• [Goal of the exercise]
Transcribe all the records with complete accuracy.

• [Task input]

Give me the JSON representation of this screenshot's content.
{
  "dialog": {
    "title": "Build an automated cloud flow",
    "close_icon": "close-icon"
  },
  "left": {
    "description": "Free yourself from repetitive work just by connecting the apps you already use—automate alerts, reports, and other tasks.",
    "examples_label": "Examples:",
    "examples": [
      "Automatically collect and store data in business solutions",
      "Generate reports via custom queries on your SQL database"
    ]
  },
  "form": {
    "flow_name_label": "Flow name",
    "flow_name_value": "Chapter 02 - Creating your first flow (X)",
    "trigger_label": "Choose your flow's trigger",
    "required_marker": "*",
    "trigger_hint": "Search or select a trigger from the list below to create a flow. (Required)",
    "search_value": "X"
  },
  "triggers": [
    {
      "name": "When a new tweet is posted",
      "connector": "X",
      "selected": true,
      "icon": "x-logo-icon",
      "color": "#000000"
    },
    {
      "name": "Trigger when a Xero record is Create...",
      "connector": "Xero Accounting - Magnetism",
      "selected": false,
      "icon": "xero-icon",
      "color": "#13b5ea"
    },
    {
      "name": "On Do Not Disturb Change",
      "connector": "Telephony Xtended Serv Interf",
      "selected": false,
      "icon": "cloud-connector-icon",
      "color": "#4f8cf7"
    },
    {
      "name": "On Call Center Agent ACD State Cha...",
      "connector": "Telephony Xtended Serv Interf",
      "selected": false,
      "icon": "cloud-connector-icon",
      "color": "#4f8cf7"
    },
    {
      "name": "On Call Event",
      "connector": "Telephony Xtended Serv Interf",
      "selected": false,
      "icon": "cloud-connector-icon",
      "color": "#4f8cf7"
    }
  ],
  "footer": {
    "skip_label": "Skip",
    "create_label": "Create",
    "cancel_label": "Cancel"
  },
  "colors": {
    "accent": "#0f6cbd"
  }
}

• [Correct answer]
Give me the JSON representation of this screenshot's content.
{
  "dialog": {
    "title": "Build an automated cloud flow",
    "close_icon": "close-icon"
  },
  "left": {
    "description": "Free yourself from repetitive work just by connecting the apps you already use—automate alerts, reports, and other tasks.",
    "examples_label": "Examples:",
    "examples": [
      "Automatically collect and store data in business solutions",
      "Generate reports via custom queries on your SQL database"
    ]
  },
  "form": {
    "flow_name_label": "Flow name",
    "flow_name_value": "Chapter 02 - Creating your first flow (X)",
    "trigger_label": "Choose your flow's trigger",
    "required_marker": "*",
    "trigger_hint": "Search or select a trigger from the list below to create a flow. (Required)",
    "search_value": "X"
  },
  "triggers": [
    {
      "name": "When a new tweet is posted",
      "connector": "X",
      "selected": true,
      "icon": "x-logo-icon",
      "color": "#000000"
    },
    {
      "name": "Trigger when a Xero record is Create...",
      "connector": "Xero Accounting - Magnetism",
      "selected": false,
      "icon": "xero-icon",
      "color": "#13b5ea"
    },
    {
      "name": "On Do Not Disturb Change",
      "connector": "Telephony Xtended Serv Interf",
      "selected": false,
      "icon": "cloud-connector-icon",
      "color": "#4f8cf7"
    },
    {
      "name": "On Call Center Agent ACD State Cha...",
      "connector": "Telephony Xtended Serv Interf",
      "selected": false,
      "icon": "cloud-connector-icon",
      "color": "#4f8cf7"
    },
    {
      "name": "On Call Event",
      "connector": "Telephony Xtended Serv Interf",
      "selected": false,
      "icon": "cloud-connector-icon",
      "color": "#4f8cf7"
    }
  ],
  "footer": {
    "skip_label": "Skip",
    "create_label": "Create",
    "cancel_label": "Cancel"
  },
  "colors": {
    "accent": "#0f6cbd"
  }
}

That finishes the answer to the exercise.